◆ Data supplied:

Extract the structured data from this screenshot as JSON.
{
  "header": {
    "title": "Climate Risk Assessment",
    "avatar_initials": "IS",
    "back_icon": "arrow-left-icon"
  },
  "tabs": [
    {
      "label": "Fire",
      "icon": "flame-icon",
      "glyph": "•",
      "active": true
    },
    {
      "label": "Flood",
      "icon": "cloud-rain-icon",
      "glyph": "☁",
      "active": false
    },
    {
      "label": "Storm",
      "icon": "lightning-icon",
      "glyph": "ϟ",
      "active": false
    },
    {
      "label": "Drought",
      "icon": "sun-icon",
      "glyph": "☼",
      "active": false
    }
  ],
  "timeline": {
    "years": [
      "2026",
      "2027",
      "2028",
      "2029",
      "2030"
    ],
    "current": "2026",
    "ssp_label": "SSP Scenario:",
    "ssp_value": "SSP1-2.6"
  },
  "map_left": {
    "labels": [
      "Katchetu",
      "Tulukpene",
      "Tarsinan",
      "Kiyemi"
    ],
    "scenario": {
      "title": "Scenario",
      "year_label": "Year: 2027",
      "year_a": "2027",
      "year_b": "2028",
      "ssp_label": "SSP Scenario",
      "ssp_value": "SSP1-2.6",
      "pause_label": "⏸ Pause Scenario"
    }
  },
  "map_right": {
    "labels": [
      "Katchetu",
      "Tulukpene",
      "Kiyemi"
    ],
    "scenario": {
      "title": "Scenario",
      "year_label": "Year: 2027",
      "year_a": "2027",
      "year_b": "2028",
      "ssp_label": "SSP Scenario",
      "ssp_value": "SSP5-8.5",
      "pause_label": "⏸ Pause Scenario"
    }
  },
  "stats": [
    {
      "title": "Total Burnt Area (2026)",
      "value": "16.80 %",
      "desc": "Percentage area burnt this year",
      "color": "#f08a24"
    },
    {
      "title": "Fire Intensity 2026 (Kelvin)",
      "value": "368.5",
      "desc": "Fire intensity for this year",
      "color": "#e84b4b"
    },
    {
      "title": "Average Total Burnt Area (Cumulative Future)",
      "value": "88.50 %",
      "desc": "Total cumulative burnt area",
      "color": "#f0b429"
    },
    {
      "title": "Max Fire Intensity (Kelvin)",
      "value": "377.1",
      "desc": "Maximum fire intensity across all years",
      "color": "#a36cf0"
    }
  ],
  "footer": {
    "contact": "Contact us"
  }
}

◆ Task details:
Hand back the material above in full, exactly as written.

◆ Full response:
Extract the structured data from this screenshot as JSON.
{
  "header": {
    "title": "Climate Risk Assessment",
    "avatar_initials": "IS",
    "back_icon": "arrow-left-icon"
  },
  "tabs": [
    {
      "label": "Fire",
      "icon": "flame-icon",
      "glyph": "•",
      "active": true
    },
    {
      "label": "Flood",
      "icon": "cloud-rain-icon",
      "glyph": "☁",
      "active": false
    },
    {
      "label": "Storm",
      "icon": "lightning-icon",
      "glyph": "ϟ",
      "active": false
    },
    {
      "label": "Drought",
      "icon": "sun-icon",
      "glyph": "☼",
      "active": false
    }
  ],
  "timeline": {
    "years": [
      "2026",
      "2027",
      "2028",
      "2029",
      "2030"
    ],
    "current": "2026",
    "ssp_label": "SSP Scenario:",
    "ssp_value": "SSP1-2.6"
  },
  "map_left": {
    "labels": [
      "Katchetu",
      "Tulukpene",
      "Tarsinan",
      "Kiyemi"
    ],
    "scenario": {
      "title": "Scenario",
      "year_label": "Year: 2027",
      "year_a": "2027",
      "year_b": "2028",
      "ssp_label": "SSP Scenario",
      "ssp_value": "SSP1-2.6",
      "pause_label": "⏸ Pause Scenario"
    }
  },
  "map_right": {
    "labels": [
      "Katchetu",
      "Tulukpene",
      "Kiyemi"
    ],
    "scenario": {
      "title": "Scenario",
      "year_label": "Year: 2027",
      "year_a": "2027",
      "year_b": "2028",
      "ssp_label": "SSP Scenario",
      "ssp_value": "SSP5-8.5",
      "pause_label": "⏸ Pause Scenario"
    }
  },
  "stats": [
    {
      "title": "Total Burnt Area (2026)",
      "value": "16.80 %",
      "desc": "Percentage area burnt this year",
      "color": "#f08a24"
    },
    {
      "title": "Fire Intensity 2026 (Kelvin)",
      "value": "368.5",
      "desc": "Fire intensity for this year",
      "color": "#e84b4b"
    },
    {
      "title": "Average Total Burnt Area (Cumulative Future)",
      "value": "88.50 %",
      "desc": "Total cumulative burnt area",
      "color": "#f0b429"
    },
    {
      "title": "Max Fire Intensity (Kelvin)",
      "value": "377.1",
      "desc": "Maximum fire intensity across all years",
      "color": "#a36cf0"
    }
  ],
  "footer": {
    "contact": "Contact us"
  }
}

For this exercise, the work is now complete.